Selected excerpt:
^^^^
(Updates at 1145 GMT)
By Alun John
LONDON, Nov 5 (Reuters) - Euro zone bond yields rose on
Tuesday, with all eyes on the U.S. election which could drive
significant volatility across global bond markets, as well as
other asset classes.
Germany's 10-year bond yield, the benchmark for
the euro zone bloc, rose 4 basis points to 2.43%, closing in on
last week's three-month high of 2.447%.
The German 2-year yield rose 2 bps to 2.31%.
Euro zone bond markets will close well before voting
concludes in Tuesday's U.S. presidential election, but there are
potentially sharp swings to come when trading begins on
Wednesday.
The MOVE index which tracks expected volatility in
U.S. Treasuries is at its highest in a year, a sign, say
analysts at ING, that "we can expect a lot more rates volatility
once the election outcome becomes clear".
Euro zone bonds have reacted to moves in the U.S. Treasury
market in recent months so will also be affected.
^^^^
Dataset extract:
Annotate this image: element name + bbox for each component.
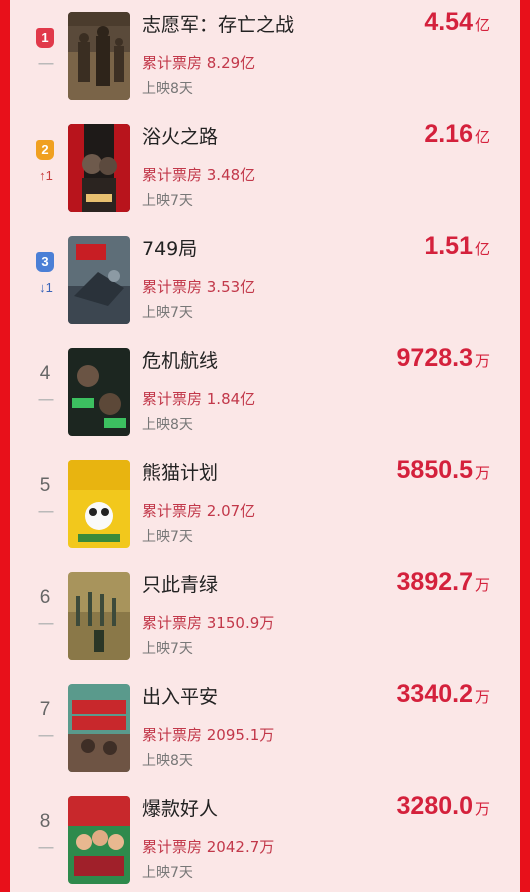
cumulative-box-office: 累计票房 2095.1万 (142, 726, 275, 744)
rank-indicator: 1 (36, 28, 54, 50)
box-office-unit: 万 (474, 800, 490, 818)
box-office-value: 4.54 (424, 8, 473, 36)
movie-poster[interactable] (68, 124, 130, 212)
rank-badge: 3 (36, 252, 54, 272)
rank-change-indicator: — (38, 615, 54, 632)
days-in-release: 上映7天 (142, 641, 193, 657)
rank-change-indicator: — (38, 727, 54, 744)
movie-poster[interactable] (68, 684, 130, 772)
daily-box-office: 5850.5 万 (397, 456, 490, 485)
rank-indicator: 2 (36, 140, 54, 162)
rank-number: 5 (39, 475, 51, 496)
rank-indicator: 4 (36, 364, 54, 386)
movie-title: 爆款好人 (142, 798, 219, 820)
cumulative-box-office: 累计票房 3150.9万 (142, 614, 275, 632)
daily-box-office: 4.54 亿 (424, 8, 490, 37)
list-item-movie-8[interactable]: 8 — 爆款好人 累计票房 2042.7万 上映7天 3280.0 万 (10, 784, 520, 892)
list-item-movie-5[interactable]: 5 — 熊猫计划 累计票房 2.07亿 上映7天 5850.5 万 (10, 448, 520, 560)
daily-box-office: 9728.3 万 (397, 344, 490, 373)
movie-title: 志愿军：存亡之战 (142, 14, 295, 36)
rank-change-indicator: — (38, 839, 54, 856)
rank-number: 4 (39, 363, 51, 384)
list-item-movie-1[interactable]: 1 — 志愿军：存亡之战 累计票房 8.29亿 上映8天 4.54 亿 (10, 0, 520, 112)
movie-poster[interactable] (68, 460, 130, 548)
box-office-unit: 万 (474, 464, 490, 482)
cumulative-box-office: 累计票房 8.29亿 (142, 54, 256, 72)
rank-change-indicator: — (38, 391, 54, 408)
days-in-release: 上映8天 (142, 81, 193, 97)
box-office-unit: 万 (474, 576, 490, 594)
movie-title: 危机航线 (142, 350, 219, 372)
daily-box-office: 1.51 亿 (424, 232, 490, 261)
box-office-unit: 万 (474, 688, 490, 706)
list-item-movie-4[interactable]: 4 — 危机航线 累计票房 1.84亿 上映8天 9728.3 万 (10, 336, 520, 448)
rank-number: 6 (39, 587, 51, 608)
days-in-release: 上映7天 (142, 865, 193, 881)
rank-indicator: 8 (36, 812, 54, 834)
rank-badge: 2 (36, 140, 54, 160)
movie-poster[interactable] (68, 348, 130, 436)
movie-poster[interactable] (68, 796, 130, 884)
list-item-movie-6[interactable]: 6 — 只此青绿 累计票房 3150.9万 上映7天 3892.7 万 (10, 560, 520, 672)
movie-poster[interactable] (68, 572, 130, 660)
rank-number: 8 (39, 811, 51, 832)
daily-box-office: 3892.7 万 (397, 568, 490, 597)
box-office-value: 9728.3 (396, 344, 473, 372)
rank-indicator: 3 (36, 252, 54, 274)
movie-poster[interactable] (68, 12, 130, 100)
days-in-release: 上映7天 (142, 193, 193, 209)
days-in-release: 上映7天 (142, 529, 193, 545)
box-office-unit: 亿 (474, 240, 490, 258)
box-office-value: 3892.7 (396, 568, 473, 596)
list-item-movie-7[interactable]: 7 — 出入平安 累计票房 2095.1万 上映8天 3340.2 万 (10, 672, 520, 784)
days-in-release: 上映8天 (142, 417, 193, 433)
rank-indicator: 5 (36, 476, 54, 498)
movie-title: 只此青绿 (142, 574, 219, 596)
box-office-unit: 万 (474, 352, 490, 370)
list-item-movie-2[interactable]: 2 ↑1 浴火之路 累计票房 3.48亿 上映7天 2.16 亿 (10, 112, 520, 224)
rank-badge: 1 (36, 28, 54, 48)
rank-number: 7 (39, 699, 51, 720)
box-office-ranking-list: 1 — 志愿军：存亡之战 累计票房 8.29亿 上映8天 4.54 亿 2 ↑1… (10, 0, 520, 892)
movie-title: 熊猫计划 (142, 462, 219, 484)
daily-box-office: 3340.2 万 (397, 680, 490, 709)
daily-box-office: 2.16 亿 (424, 120, 490, 149)
cumulative-box-office: 累计票房 3.53亿 (142, 278, 256, 296)
cumulative-box-office: 累计票房 1.84亿 (142, 390, 256, 408)
list-item-movie-3[interactable]: 3 ↓1 749局 累计票房 3.53亿 上映7天 1.51 亿 (10, 224, 520, 336)
movie-title: 出入平安 (142, 686, 219, 708)
box-office-value: 2.16 (424, 120, 473, 148)
rank-change-indicator: — (38, 503, 54, 520)
cumulative-box-office: 累计票房 2.07亿 (142, 502, 256, 520)
rank-change-indicator: ↑1 (39, 168, 53, 183)
days-in-release: 上映7天 (142, 305, 193, 321)
movie-poster[interactable] (68, 236, 130, 324)
box-office-unit: 亿 (474, 128, 490, 146)
box-office-value: 5850.5 (396, 456, 473, 484)
cumulative-box-office: 累计票房 3.48亿 (142, 166, 256, 184)
rank-change-indicator: — (38, 55, 54, 72)
box-office-value: 1.51 (424, 232, 473, 260)
rank-indicator: 7 (36, 700, 54, 722)
rank-indicator: 6 (36, 588, 54, 610)
box-office-value: 3280.0 (396, 792, 473, 820)
box-office-unit: 亿 (474, 16, 490, 34)
movie-title: 749局 (142, 238, 198, 260)
cumulative-box-office: 累计票房 2042.7万 (142, 838, 275, 856)
days-in-release: 上映8天 (142, 753, 193, 769)
rank-change-indicator: ↓1 (39, 280, 53, 295)
movie-title: 浴火之路 (142, 126, 219, 148)
box-office-value: 3340.2 (396, 680, 473, 708)
daily-box-office: 3280.0 万 (397, 792, 490, 821)
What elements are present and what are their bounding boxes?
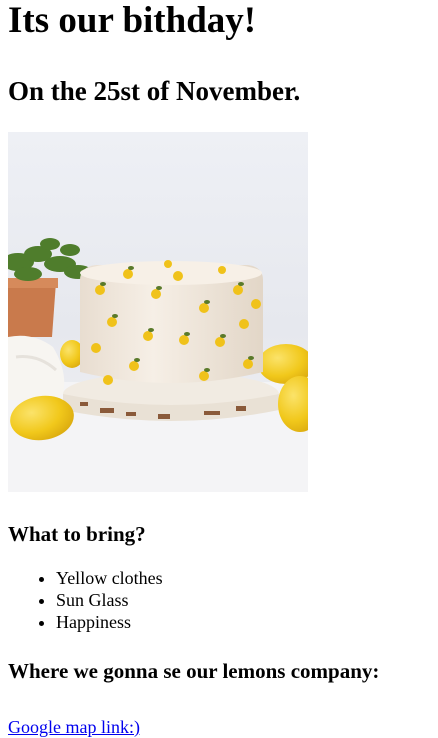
bring-heading: What to bring?	[8, 522, 146, 546]
list-item: Sun Glass	[56, 589, 430, 611]
date-subtitle: On the 25st of November.	[8, 76, 301, 106]
list-item: Yellow clothes	[56, 567, 430, 589]
list-item: Happiness	[56, 611, 430, 633]
location-heading: Where we gonna se our lemons company:	[8, 659, 380, 683]
cake-photo	[8, 132, 308, 492]
page-content: Its our bithday! On the 25st of November…	[0, 1, 438, 738]
bring-list: Yellow clothes Sun Glass Happiness	[8, 567, 430, 633]
google-map-link[interactable]: Google map link:)	[8, 716, 140, 738]
page-title: Its our bithday!	[8, 0, 257, 41]
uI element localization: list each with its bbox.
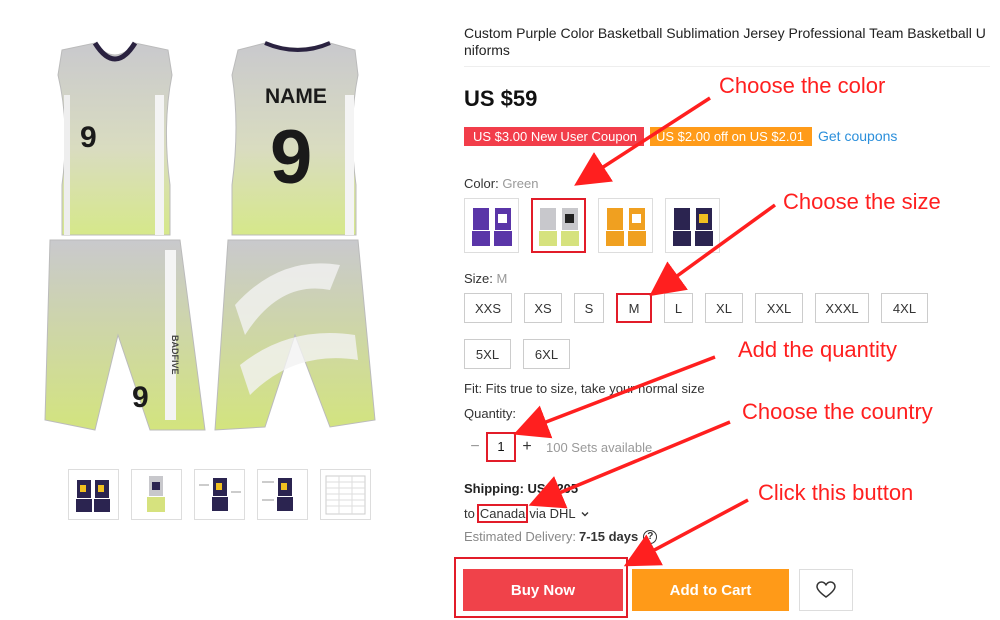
color-options bbox=[464, 198, 720, 253]
delivery-days: 7-15 days bbox=[578, 529, 639, 544]
color-swatch-green[interactable] bbox=[531, 198, 586, 253]
size-option-s[interactable]: S bbox=[574, 293, 604, 323]
color-swatch-orange[interactable] bbox=[598, 198, 653, 253]
product-price: US $59 bbox=[464, 86, 538, 111]
size-label-text: Size: bbox=[464, 271, 493, 286]
side-brand-text: BADFIVE bbox=[170, 335, 180, 375]
add-to-cart-button[interactable]: Add to Cart bbox=[632, 569, 789, 611]
size-option-4xl[interactable]: 4XL bbox=[881, 293, 928, 323]
country-selector[interactable]: Canada bbox=[476, 504, 529, 523]
size-option-xxs[interactable]: XXS bbox=[464, 293, 512, 323]
size-option-xxl[interactable]: XXL bbox=[755, 293, 803, 323]
thumbnail-1[interactable] bbox=[68, 469, 119, 520]
size-option-6xl[interactable]: 6XL bbox=[523, 339, 570, 369]
new-user-coupon[interactable]: US $3.00 New User Coupon bbox=[464, 126, 644, 146]
annotation-size: Choose the size bbox=[783, 189, 941, 214]
carrier-selector[interactable]: via DHL bbox=[529, 506, 575, 521]
ship-to-text: to bbox=[464, 506, 475, 521]
shipping-cost-tail: 05 bbox=[563, 481, 579, 496]
quantity-input[interactable]: 1 bbox=[486, 432, 516, 462]
size-option-l[interactable]: L bbox=[664, 293, 693, 323]
shorts-number: 9 bbox=[132, 381, 149, 414]
color-swatch-purple[interactable] bbox=[464, 198, 519, 253]
chevron-down-icon[interactable] bbox=[579, 508, 591, 520]
color-swatch-navy[interactable] bbox=[665, 198, 720, 253]
estimated-delivery: Estimated Delivery: 7-15 days ? bbox=[464, 529, 658, 544]
jersey-back-name: NAME bbox=[265, 85, 327, 108]
thumbnail-5-size-chart[interactable] bbox=[320, 469, 371, 520]
heart-icon bbox=[816, 581, 836, 598]
thumbnail-3[interactable] bbox=[194, 469, 245, 520]
wishlist-button[interactable] bbox=[799, 569, 853, 611]
thumbnail-2[interactable] bbox=[131, 469, 182, 520]
size-label: Size: M bbox=[464, 271, 507, 286]
quantity-decrease-button[interactable]: − bbox=[464, 434, 486, 460]
discount-coupon[interactable]: US $2.00 off on US $2.01 bbox=[650, 126, 812, 146]
help-circle-icon[interactable]: ? bbox=[643, 529, 658, 544]
size-option-5xl[interactable]: 5XL bbox=[464, 339, 511, 369]
get-coupons-link[interactable]: Get coupons bbox=[818, 128, 897, 144]
annotation-button: Click this button bbox=[758, 480, 914, 505]
selected-size: M bbox=[496, 271, 508, 286]
quantity-increase-button[interactable]: + bbox=[516, 434, 538, 460]
annotation-quantity: Add the quantity bbox=[738, 337, 898, 362]
divider bbox=[464, 66, 990, 67]
color-label: Color: Green bbox=[464, 176, 538, 191]
quantity-stepper: − 1 + 100 Sets available bbox=[464, 432, 652, 462]
main-product-image[interactable]: 9 NAME 9 9 BADFIVE bbox=[40, 35, 385, 440]
fit-note: Fit: Fits true to size, take your normal… bbox=[464, 381, 705, 396]
selected-color: Green bbox=[502, 176, 539, 191]
annotation-country: Choose the country bbox=[742, 399, 933, 424]
thumbnail-strip bbox=[68, 469, 371, 520]
size-option-xxxl[interactable]: XXXL bbox=[815, 293, 869, 323]
jersey-back-number: 9 bbox=[270, 115, 312, 200]
stock-available: 100 Sets available bbox=[546, 439, 653, 455]
product-gallery: 9 NAME 9 9 BADFIVE bbox=[0, 0, 440, 620]
buy-now-button[interactable]: Buy Now bbox=[463, 569, 623, 611]
quantity-label: Quantity: bbox=[464, 406, 517, 421]
delivery-label: Estimated Delivery: bbox=[464, 529, 576, 544]
size-option-xs[interactable]: XS bbox=[524, 293, 562, 323]
shipping-cost: Shipping: US $205 bbox=[464, 481, 578, 496]
size-option-m[interactable]: M bbox=[616, 293, 652, 323]
product-title: Custom Purple Color Basketball Sublimati… bbox=[464, 25, 986, 58]
ship-to-row: to Canada via DHL bbox=[464, 504, 591, 523]
thumbnail-4[interactable] bbox=[257, 469, 308, 520]
color-label-text: Color: bbox=[464, 176, 499, 191]
shipping-cost-label: Shipping: US $2 bbox=[464, 481, 564, 496]
coupon-row: US $3.00 New User Coupon US $2.00 off on… bbox=[464, 126, 897, 146]
size-option-xl[interactable]: XL bbox=[705, 293, 743, 323]
annotation-color: Choose the color bbox=[719, 73, 886, 98]
jersey-front-number: 9 bbox=[80, 121, 97, 154]
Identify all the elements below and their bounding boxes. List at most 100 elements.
^^^^
Required work: Rewrite the passage of the bond yields report between "The MOVE index" and "also be affected.", inclusive, replacing "volatility" with "turbulence". The data that precedes this comes from a separate source.

Exercise response:
The MOVE index which tracks expected turbulence in
U.S. Treasuries is at its highest in a year, a sign, say
analysts at ING, that "we can expect a lot more rates turbulence
once the election outcome becomes clear".
Euro zone bonds have reacted to moves in the U.S. Treasury
market in recent months so will also be affected.